*** Supplied records

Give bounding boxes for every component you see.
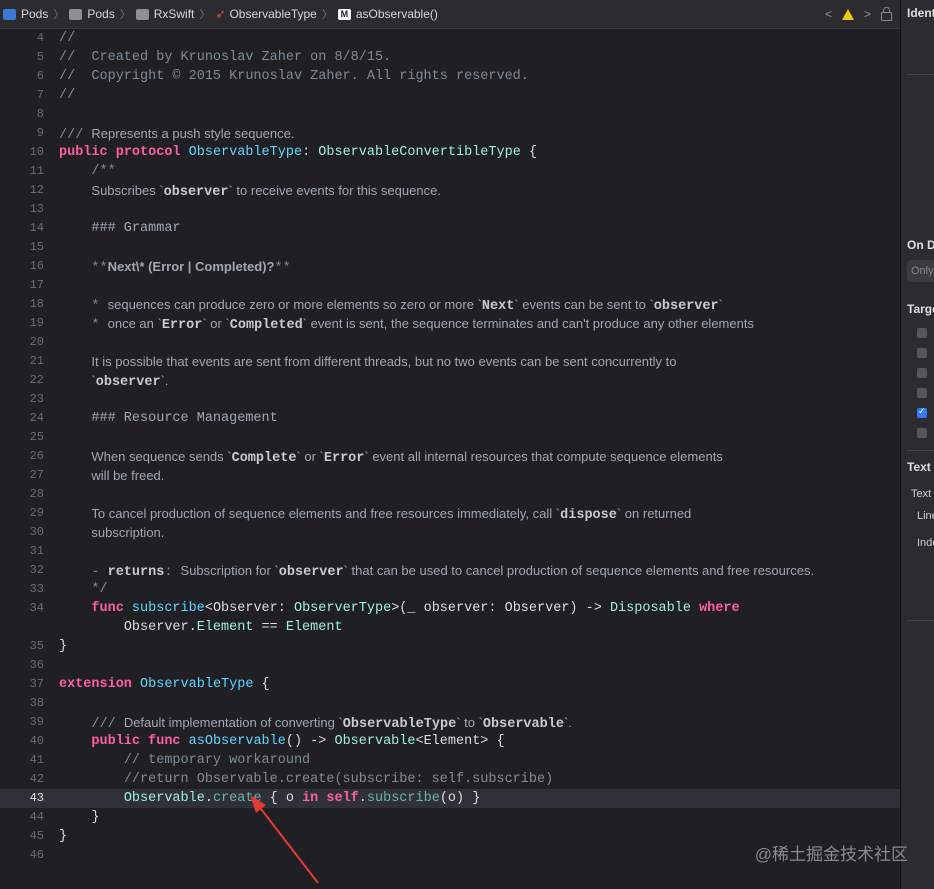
folder-icon xyxy=(135,8,149,20)
breadcrumb-item-method[interactable]: MasObservable() xyxy=(335,7,441,21)
code-line: 44 } xyxy=(29,810,100,825)
code-line: 41 // temporary workaround xyxy=(29,753,311,768)
method-icon: M xyxy=(337,8,351,20)
code-line: 16 **Next\* (Error | Completed)?** xyxy=(29,259,291,276)
code-line: 40 public func asObservable() -> Observa… xyxy=(29,734,505,749)
editor-nav-controls: < > xyxy=(825,0,892,28)
code-line: 36 xyxy=(29,658,44,672)
code-line-current: 43 Observable.create { o in self.subscri… xyxy=(0,789,900,808)
indent-label: Inde xyxy=(917,537,934,549)
warning-icon[interactable] xyxy=(841,8,854,20)
code-line: 18 * sequences can produce zero or more … xyxy=(29,297,723,314)
code-line: 33 */ xyxy=(29,582,108,597)
breadcrumb-item-file[interactable]: ➶ ObservableType xyxy=(212,7,319,21)
code-editor[interactable]: 4// 5// Created by Krunoslav Zaher on 8/… xyxy=(0,29,900,889)
text-settings-header: Text xyxy=(907,460,931,474)
watermark: @稀土掘金技术社区 xyxy=(754,845,908,864)
code-line: 32 - returns: Subscription for `observer… xyxy=(29,563,815,580)
code-line: 10 public protocol ObservableType: Observ… xyxy=(29,145,538,160)
code-line: 42 //return Observable.create(subscribe:… xyxy=(29,772,554,787)
target-checkbox[interactable] xyxy=(917,388,927,398)
code-line: 35} xyxy=(29,639,68,654)
app-icon xyxy=(3,8,16,20)
code-line: 30 subscription. xyxy=(29,525,165,540)
chevron-right-icon[interactable]: > xyxy=(864,7,871,21)
code-line: 29 To cancel production of sequence elem… xyxy=(29,506,692,523)
code-line: 13 xyxy=(29,202,44,216)
code-line: 31 xyxy=(29,544,44,558)
breadcrumb: Pods 〉 Pods 〉 RxSwift 〉 ➶ ObservableType … xyxy=(0,0,900,29)
target-checkbox[interactable] xyxy=(917,328,927,338)
on-demand-tags-input[interactable]: Only xyxy=(907,260,934,282)
target-membership-header: Targe xyxy=(907,302,934,316)
code-line: 34 func subscribe<Observer: ObserverType… xyxy=(29,601,740,616)
divider xyxy=(907,74,934,75)
code-line: 26 When sequence sends `Complete` or `Er… xyxy=(29,449,723,466)
code-line: 19 * once an `Error` or `Completed` even… xyxy=(29,316,754,333)
breadcrumb-item-pods-project[interactable]: Pods xyxy=(0,7,51,21)
breadcrumb-item-pods-folder[interactable]: Pods xyxy=(66,7,117,21)
divider xyxy=(907,450,934,451)
code-line: 14 ### Grammar xyxy=(29,221,181,236)
code-line: 20 xyxy=(29,335,44,349)
breadcrumb-item-rxswift[interactable]: RxSwift xyxy=(133,7,198,21)
lock-icon[interactable] xyxy=(881,6,892,21)
target-checkbox[interactable] xyxy=(917,348,927,358)
code-line: 28 xyxy=(29,487,44,501)
code-line: 17 xyxy=(29,278,44,292)
code-line: 39 /// Default implementation of convert… xyxy=(29,715,572,732)
divider xyxy=(907,620,934,621)
target-checkbox[interactable] xyxy=(917,368,927,378)
code-line: 24 ### Resource Management xyxy=(29,411,278,426)
code-line: 11 /** xyxy=(29,164,116,179)
code-line: Observer.Element == Element xyxy=(123,620,343,635)
code-line: 25 xyxy=(29,430,44,444)
code-line: 12 Subscribes `observer` to receive even… xyxy=(29,183,441,200)
annotation-arrow xyxy=(250,795,319,884)
chevron-right-icon: 〉 xyxy=(119,9,131,21)
code-line: 5// Created by Krunoslav Zaher on 8/8/15… xyxy=(36,50,392,65)
code-line: 4// xyxy=(36,31,76,46)
swift-icon: ➶ xyxy=(215,7,226,21)
on-demand-header: On D xyxy=(907,238,934,252)
chevron-right-icon: 〉 xyxy=(199,9,211,21)
code-line: 7// xyxy=(36,88,76,103)
code-line: 9/// Represents a push style sequence. xyxy=(36,126,295,143)
code-line: 15 xyxy=(29,240,44,254)
code-line: 37 extension ObservableType { xyxy=(29,677,270,692)
code-line: 27 will be freed. xyxy=(29,468,165,483)
text-encoding-label: Text xyxy=(911,488,932,500)
inspector-title: Ident xyxy=(907,6,934,20)
folder-icon xyxy=(69,8,83,20)
line-endings-label: Line xyxy=(917,510,934,522)
code-line: 38 xyxy=(29,696,44,710)
inspector-panel: Ident On D Only Targe Text Text Line Ind… xyxy=(900,0,934,889)
chevron-right-icon: 〉 xyxy=(321,9,333,21)
code-line: 22 `observer`. xyxy=(29,373,169,390)
target-checkbox-checked[interactable] xyxy=(917,406,927,418)
chevron-left-icon[interactable]: < xyxy=(825,7,832,21)
target-checkbox[interactable] xyxy=(917,428,927,438)
code-line: 6// Copyright © 2015 Krunoslav Zaher. Al… xyxy=(36,69,529,84)
code-line: 23 xyxy=(29,392,44,406)
code-line: 8 xyxy=(36,107,44,121)
code-line: 21 It is possible that events are sent f… xyxy=(29,354,677,369)
chevron-right-icon: 〉 xyxy=(53,9,65,21)
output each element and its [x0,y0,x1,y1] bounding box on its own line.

******

[Aim of the task] Copy out every line of the material above exactly as it appears, but leave out the pictures.

[Complete response]
Give bounding boxes for every component you see.
folder-icon xyxy=(135,8,149,20)
breadcrumb-item-method[interactable]: MasObservable() xyxy=(335,7,441,21)
code-line: 44 } xyxy=(29,810,100,825)
code-line: 41 // temporary workaround xyxy=(29,753,311,768)
method-icon: M xyxy=(337,8,351,20)
code-line: 16 **Next\* (Error | Completed)?** xyxy=(29,259,291,276)
code-line: 40 public func asObservable() -> Observa… xyxy=(29,734,505,749)
editor-nav-controls: < > xyxy=(825,0,892,28)
code-line: 36 xyxy=(29,658,44,672)
code-line-current: 43 Observable.create { o in self.subscri… xyxy=(0,789,900,808)
indent-label: Inde xyxy=(917,537,934,549)
warning-icon[interactable] xyxy=(841,8,854,20)
code-line: 18 * sequences can produce zero or more … xyxy=(29,297,723,314)
code-line: 33 */ xyxy=(29,582,108,597)
breadcrumb-item-file[interactable]: ➶ ObservableType xyxy=(212,7,319,21)
code-editor[interactable]: 4// 5// Created by Krunoslav Zaher on 8/… xyxy=(0,29,900,889)
text-settings-header: Text xyxy=(907,460,931,474)
watermark: @稀土掘金技术社区 xyxy=(754,845,908,864)
code-line: 32 - returns: Subscription for `observer… xyxy=(29,563,815,580)
code-line: 10 public protocol ObservableType: Observ… xyxy=(29,145,538,160)
code-line: 42 //return Observable.create(subscribe:… xyxy=(29,772,554,787)
target-checkbox[interactable] xyxy=(917,388,927,398)
code-line: 35} xyxy=(29,639,68,654)
app-icon xyxy=(3,8,16,20)
code-line: 30 subscription. xyxy=(29,525,165,540)
chevron-right-icon[interactable]: > xyxy=(864,7,871,21)
code-line: 29 To cancel production of sequence elem… xyxy=(29,506,692,523)
code-line: 13 xyxy=(29,202,44,216)
code-line: 31 xyxy=(29,544,44,558)
breadcrumb: Pods 〉 Pods 〉 RxSwift 〉 ➶ ObservableType … xyxy=(0,0,900,29)
target-checkbox[interactable] xyxy=(917,328,927,338)
on-demand-tags-input[interactable]: Only xyxy=(907,260,934,282)
target-membership-header: Targe xyxy=(907,302,934,316)
code-line: 34 func subscribe<Observer: ObserverType… xyxy=(29,601,740,616)
divider xyxy=(907,74,934,75)
code-line: 26 When sequence sends `Complete` or `Er… xyxy=(29,449,723,466)
code-line: 19 * once an `Error` or `Completed` even… xyxy=(29,316,754,333)
breadcrumb-item-pods-project[interactable]: Pods xyxy=(0,7,51,21)
breadcrumb-item-pods-folder[interactable]: Pods xyxy=(66,7,117,21)
divider xyxy=(907,450,934,451)
code-line: 14 ### Grammar xyxy=(29,221,181,236)
code-line: 20 xyxy=(29,335,44,349)
breadcrumb-item-rxswift[interactable]: RxSwift xyxy=(133,7,198,21)
lock-icon[interactable] xyxy=(881,6,892,21)
target-checkbox[interactable] xyxy=(917,348,927,358)
code-line: 28 xyxy=(29,487,44,501)
code-line: 17 xyxy=(29,278,44,292)
code-line: 39 /// Default implementation of convert… xyxy=(29,715,572,732)
divider xyxy=(907,620,934,621)
target-checkbox[interactable] xyxy=(917,368,927,378)
code-line: 24 ### Resource Management xyxy=(29,411,278,426)
code-line: 11 /** xyxy=(29,164,116,179)
code-line: Observer.Element == Element xyxy=(123,620,343,635)
code-line: 25 xyxy=(29,430,44,444)
code-line: 12 Subscribes `observer` to receive even… xyxy=(29,183,441,200)
annotation-arrow xyxy=(250,795,319,884)
chevron-right-icon: 〉 xyxy=(119,9,131,21)
code-line: 5// Created by Krunoslav Zaher on 8/8/15… xyxy=(36,50,392,65)
code-line: 4// xyxy=(36,31,76,46)
swift-icon: ➶ xyxy=(215,7,226,21)
on-demand-header: On D xyxy=(907,238,934,252)
chevron-right-icon: 〉 xyxy=(199,9,211,21)
code-line: 7// xyxy=(36,88,76,103)
code-line: 9/// Represents a push style sequence. xyxy=(36,126,295,143)
code-line: 15 xyxy=(29,240,44,254)
code-line: 37 extension ObservableType { xyxy=(29,677,270,692)
code-line: 27 will be freed. xyxy=(29,468,165,483)
text-encoding-label: Text xyxy=(911,488,932,500)
inspector-title: Ident xyxy=(907,6,934,20)
folder-icon xyxy=(69,8,83,20)
line-endings-label: Line xyxy=(917,510,934,522)
code-line: 38 xyxy=(29,696,44,710)
inspector-panel: Ident On D Only Targe Text Text Line Ind… xyxy=(900,0,934,889)
chevron-right-icon: 〉 xyxy=(321,9,333,21)
code-line: 22 `observer`. xyxy=(29,373,169,390)
target-checkbox-checked[interactable] xyxy=(917,406,927,418)
chevron-left-icon[interactable]: < xyxy=(825,7,832,21)
target-checkbox[interactable] xyxy=(917,428,927,438)
code-line: 6// Copyright © 2015 Krunoslav Zaher. Al… xyxy=(36,69,529,84)
code-line: 23 xyxy=(29,392,44,406)
code-line: 8 xyxy=(36,107,44,121)
code-line: 21 It is possible that events are sent f… xyxy=(29,354,677,369)
chevron-right-icon: 〉 xyxy=(53,9,65,21)
output each element and its [x0,y0,x1,y1] bounding box on its own line.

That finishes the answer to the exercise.